• **Objective**
Copy out the complete listing, word for word.

________________________________________

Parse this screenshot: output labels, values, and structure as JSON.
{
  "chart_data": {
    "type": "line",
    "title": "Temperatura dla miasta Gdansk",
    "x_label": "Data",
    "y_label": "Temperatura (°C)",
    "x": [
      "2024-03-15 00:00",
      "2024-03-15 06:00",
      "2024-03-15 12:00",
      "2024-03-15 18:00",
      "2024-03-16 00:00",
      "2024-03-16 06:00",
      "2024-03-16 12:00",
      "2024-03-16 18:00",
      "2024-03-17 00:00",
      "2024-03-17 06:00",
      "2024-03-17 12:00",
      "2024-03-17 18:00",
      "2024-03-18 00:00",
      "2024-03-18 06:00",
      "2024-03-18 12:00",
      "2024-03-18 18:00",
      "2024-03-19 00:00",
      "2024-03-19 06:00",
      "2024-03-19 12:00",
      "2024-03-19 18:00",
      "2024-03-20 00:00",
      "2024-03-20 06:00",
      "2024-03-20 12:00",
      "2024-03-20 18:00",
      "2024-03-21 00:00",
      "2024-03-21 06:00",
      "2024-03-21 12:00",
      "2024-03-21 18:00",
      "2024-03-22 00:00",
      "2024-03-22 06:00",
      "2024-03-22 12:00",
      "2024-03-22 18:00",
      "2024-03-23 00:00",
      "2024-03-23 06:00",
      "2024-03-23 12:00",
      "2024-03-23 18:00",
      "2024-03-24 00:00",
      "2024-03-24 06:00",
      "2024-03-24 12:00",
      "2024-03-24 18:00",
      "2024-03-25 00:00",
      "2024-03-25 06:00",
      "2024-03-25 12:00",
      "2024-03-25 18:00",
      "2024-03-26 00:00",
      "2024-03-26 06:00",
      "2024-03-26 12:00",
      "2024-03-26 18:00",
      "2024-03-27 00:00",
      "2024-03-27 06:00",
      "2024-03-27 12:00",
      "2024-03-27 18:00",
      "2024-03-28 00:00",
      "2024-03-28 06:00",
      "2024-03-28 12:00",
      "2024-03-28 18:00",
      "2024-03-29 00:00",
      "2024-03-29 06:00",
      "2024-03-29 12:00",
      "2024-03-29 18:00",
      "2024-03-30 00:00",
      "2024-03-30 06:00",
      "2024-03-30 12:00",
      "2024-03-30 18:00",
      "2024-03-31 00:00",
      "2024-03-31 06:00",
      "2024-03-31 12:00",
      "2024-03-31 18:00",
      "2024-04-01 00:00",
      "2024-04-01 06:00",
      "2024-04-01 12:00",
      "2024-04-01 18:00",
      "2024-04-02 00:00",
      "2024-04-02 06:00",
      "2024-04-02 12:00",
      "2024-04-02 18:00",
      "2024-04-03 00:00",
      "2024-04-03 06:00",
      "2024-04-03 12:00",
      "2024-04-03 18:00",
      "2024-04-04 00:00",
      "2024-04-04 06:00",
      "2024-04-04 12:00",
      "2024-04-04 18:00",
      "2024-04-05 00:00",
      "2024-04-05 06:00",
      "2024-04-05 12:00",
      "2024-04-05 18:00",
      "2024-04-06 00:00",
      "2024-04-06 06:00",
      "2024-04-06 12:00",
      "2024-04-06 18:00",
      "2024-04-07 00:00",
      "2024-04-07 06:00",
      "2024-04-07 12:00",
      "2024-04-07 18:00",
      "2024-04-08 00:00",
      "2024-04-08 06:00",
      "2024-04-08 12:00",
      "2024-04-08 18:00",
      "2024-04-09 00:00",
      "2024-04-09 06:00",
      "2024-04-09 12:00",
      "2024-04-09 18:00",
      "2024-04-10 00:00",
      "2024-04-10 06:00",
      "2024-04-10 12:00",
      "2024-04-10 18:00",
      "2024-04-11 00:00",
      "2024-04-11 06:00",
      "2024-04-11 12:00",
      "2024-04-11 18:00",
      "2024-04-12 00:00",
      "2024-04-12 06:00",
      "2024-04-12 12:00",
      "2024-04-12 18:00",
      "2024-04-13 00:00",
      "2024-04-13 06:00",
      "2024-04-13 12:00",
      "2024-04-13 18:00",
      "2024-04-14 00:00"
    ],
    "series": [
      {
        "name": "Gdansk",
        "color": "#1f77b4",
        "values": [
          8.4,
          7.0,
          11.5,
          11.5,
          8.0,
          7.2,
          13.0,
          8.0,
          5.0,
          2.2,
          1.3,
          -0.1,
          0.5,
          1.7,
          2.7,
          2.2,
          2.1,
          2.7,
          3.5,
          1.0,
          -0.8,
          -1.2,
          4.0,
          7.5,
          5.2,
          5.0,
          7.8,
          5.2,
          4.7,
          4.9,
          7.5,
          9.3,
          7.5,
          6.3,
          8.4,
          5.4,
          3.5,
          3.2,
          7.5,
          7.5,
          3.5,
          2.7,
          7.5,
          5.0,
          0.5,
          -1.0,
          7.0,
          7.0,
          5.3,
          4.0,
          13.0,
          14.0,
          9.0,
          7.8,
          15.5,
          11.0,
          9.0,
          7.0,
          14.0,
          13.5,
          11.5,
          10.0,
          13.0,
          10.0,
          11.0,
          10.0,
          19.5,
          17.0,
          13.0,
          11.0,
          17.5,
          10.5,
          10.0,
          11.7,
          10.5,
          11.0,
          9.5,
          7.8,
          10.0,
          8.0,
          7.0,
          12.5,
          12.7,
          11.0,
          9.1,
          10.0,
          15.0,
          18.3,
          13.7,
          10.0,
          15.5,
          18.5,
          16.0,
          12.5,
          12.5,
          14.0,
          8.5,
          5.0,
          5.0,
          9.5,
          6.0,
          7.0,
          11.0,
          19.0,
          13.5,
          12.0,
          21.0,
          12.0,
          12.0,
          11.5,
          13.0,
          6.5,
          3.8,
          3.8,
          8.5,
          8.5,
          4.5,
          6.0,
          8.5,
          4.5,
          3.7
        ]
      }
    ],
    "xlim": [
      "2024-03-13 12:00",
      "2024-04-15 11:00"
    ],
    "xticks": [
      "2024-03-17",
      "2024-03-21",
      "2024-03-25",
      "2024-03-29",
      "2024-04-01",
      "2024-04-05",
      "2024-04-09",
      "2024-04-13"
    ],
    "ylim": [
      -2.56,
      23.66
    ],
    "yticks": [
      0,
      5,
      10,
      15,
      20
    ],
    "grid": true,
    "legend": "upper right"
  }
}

________________________________________

• **Response to the exercise**
Parse this screenshot: output labels, values, and structure as JSON.
{
  "chart_data": {
    "type": "line",
    "title": "Temperatura dla miasta Gdansk",
    "x_label": "Data",
    "y_label": "Temperatura (°C)",
    "x": [
      "2024-03-15 00:00",
      "2024-03-15 06:00",
      "2024-03-15 12:00",
      "2024-03-15 18:00",
      "2024-03-16 00:00",
      "2024-03-16 06:00",
      "2024-03-16 12:00",
      "2024-03-16 18:00",
      "2024-03-17 00:00",
      "2024-03-17 06:00",
      "2024-03-17 12:00",
      "2024-03-17 18:00",
      "2024-03-18 00:00",
      "2024-03-18 06:00",
      "2024-03-18 12:00",
      "2024-03-18 18:00",
      "2024-03-19 00:00",
      "2024-03-19 06:00",
      "2024-03-19 12:00",
      "2024-03-19 18:00",
      "2024-03-20 00:00",
      "2024-03-20 06:00",
      "2024-03-20 12:00",
      "2024-03-20 18:00",
      "2024-03-21 00:00",
      "2024-03-21 06:00",
      "2024-03-21 12:00",
      "2024-03-21 18:00",
      "2024-03-22 00:00",
      "2024-03-22 06:00",
      "2024-03-22 12:00",
      "2024-03-22 18:00",
      "2024-03-23 00:00",
      "2024-03-23 06:00",
      "2024-03-23 12:00",
      "2024-03-23 18:00",
      "2024-03-24 00:00",
      "2024-03-24 06:00",
      "2024-03-24 12:00",
      "2024-03-24 18:00",
      "2024-03-25 00:00",
      "2024-03-25 06:00",
      "2024-03-25 12:00",
      "2024-03-25 18:00",
      "2024-03-26 00:00",
      "2024-03-26 06:00",
      "2024-03-26 12:00",
      "2024-03-26 18:00",
      "2024-03-27 00:00",
      "2024-03-27 06:00",
      "2024-03-27 12:00",
      "2024-03-27 18:00",
      "2024-03-28 00:00",
      "2024-03-28 06:00",
      "2024-03-28 12:00",
      "2024-03-28 18:00",
      "2024-03-29 00:00",
      "2024-03-29 06:00",
      "2024-03-29 12:00",
      "2024-03-29 18:00",
      "2024-03-30 00:00",
      "2024-03-30 06:00",
      "2024-03-30 12:00",
      "2024-03-30 18:00",
      "2024-03-31 00:00",
      "2024-03-31 06:00",
      "2024-03-31 12:00",
      "2024-03-31 18:00",
      "2024-04-01 00:00",
      "2024-04-01 06:00",
      "2024-04-01 12:00",
      "2024-04-01 18:00",
      "2024-04-02 00:00",
      "2024-04-02 06:00",
      "2024-04-02 12:00",
      "2024-04-02 18:00",
      "2024-04-03 00:00",
      "2024-04-03 06:00",
      "2024-04-03 12:00",
      "2024-04-03 18:00",
      "2024-04-04 00:00",
      "2024-04-04 06:00",
      "2024-04-04 12:00",
      "2024-04-04 18:00",
      "2024-04-05 00:00",
      "2024-04-05 06:00",
      "2024-04-05 12:00",
      "2024-04-05 18:00",
      "2024-04-06 00:00",
      "2024-04-06 06:00",
      "2024-04-06 12:00",
      "2024-04-06 18:00",
      "2024-04-07 00:00",
      "2024-04-07 06:00",
      "2024-04-07 12:00",
      "2024-04-07 18:00",
      "2024-04-08 00:00",
      "2024-04-08 06:00",
      "2024-04-08 12:00",
      "2024-04-08 18:00",
      "2024-04-09 00:00",
      "2024-04-09 06:00",
      "2024-04-09 12:00",
      "2024-04-09 18:00",
      "2024-04-10 00:00",
      "2024-04-10 06:00",
      "2024-04-10 12:00",
      "2024-04-10 18:00",
      "2024-04-11 00:00",
      "2024-04-11 06:00",
      "2024-04-11 12:00",
      "2024-04-11 18:00",
      "2024-04-12 00:00",
      "2024-04-12 06:00",
      "2024-04-12 12:00",
      "2024-04-12 18:00",
      "2024-04-13 00:00",
      "2024-04-13 06:00",
      "2024-04-13 12:00",
      "2024-04-13 18:00",
      "2024-04-14 00:00"
    ],
    "series": [
      {
        "name": "Gdansk",
        "color": "#1f77b4",
        "values": [
          8.4,
          7.0,
          11.5,
          11.5,
          8.0,
          7.2,
          13.0,
          8.0,
          5.0,
          2.2,
          1.3,
          -0.1,
          0.5,
          1.7,
          2.7,
          2.2,
          2.1,
          2.7,
          3.5,
          1.0,
          -0.8,
          -1.2,
          4.0,
          7.5,
          5.2,
          5.0,
          7.8,
          5.2,
          4.7,
          4.9,
          7.5,
          9.3,
          7.5,
          6.3,
          8.4,
          5.4,
          3.5,
          3.2,
          7.5,
          7.5,
          3.5,
          2.7,
          7.5,
          5.0,
          0.5,
          -1.0,
          7.0,
          7.0,
          5.3,
          4.0,
          13.0,
          14.0,
          9.0,
          7.8,
          15.5,
          11.0,
          9.0,
          7.0,
          14.0,
          13.5,
          11.5,
          10.0,
          13.0,
          10.0,
          11.0,
          10.0,
          19.5,
          17.0,
          13.0,
          11.0,
          17.5,
          10.5,
          10.0,
          11.7,
          10.5,
          11.0,
          9.5,
          7.8,
          10.0,
          8.0,
          7.0,
          12.5,
          12.7,
          11.0,
          9.1,
          10.0,
          15.0,
          18.3,
          13.7,
          10.0,
          15.5,
          18.5,
          16.0,
          12.5,
          12.5,
          14.0,
          8.5,
          5.0,
          5.0,
          9.5,
          6.0,
          7.0,
          11.0,
          19.0,
          13.5,
          12.0,
          21.0,
          12.0,
          12.0,
          11.5,
          13.0,
          6.5,
          3.8,
          3.8,
          8.5,
          8.5,
          4.5,
          6.0,
          8.5,
          4.5,
          3.7
        ]
      }
    ],
    "xlim": [
      "2024-03-13 12:00",
      "2024-04-15 11:00"
    ],
    "xticks": [
      "2024-03-17",
      "2024-03-21",
      "2024-03-25",
      "2024-03-29",
      "2024-04-01",
      "2024-04-05",
      "2024-04-09",
      "2024-04-13"
    ],
    "ylim": [
      -2.56,
      23.66
    ],
    "yticks": [
      0,
      5,
      10,
      15,
      20
    ],
    "grid": true,
    "legend": "upper right"
  }
}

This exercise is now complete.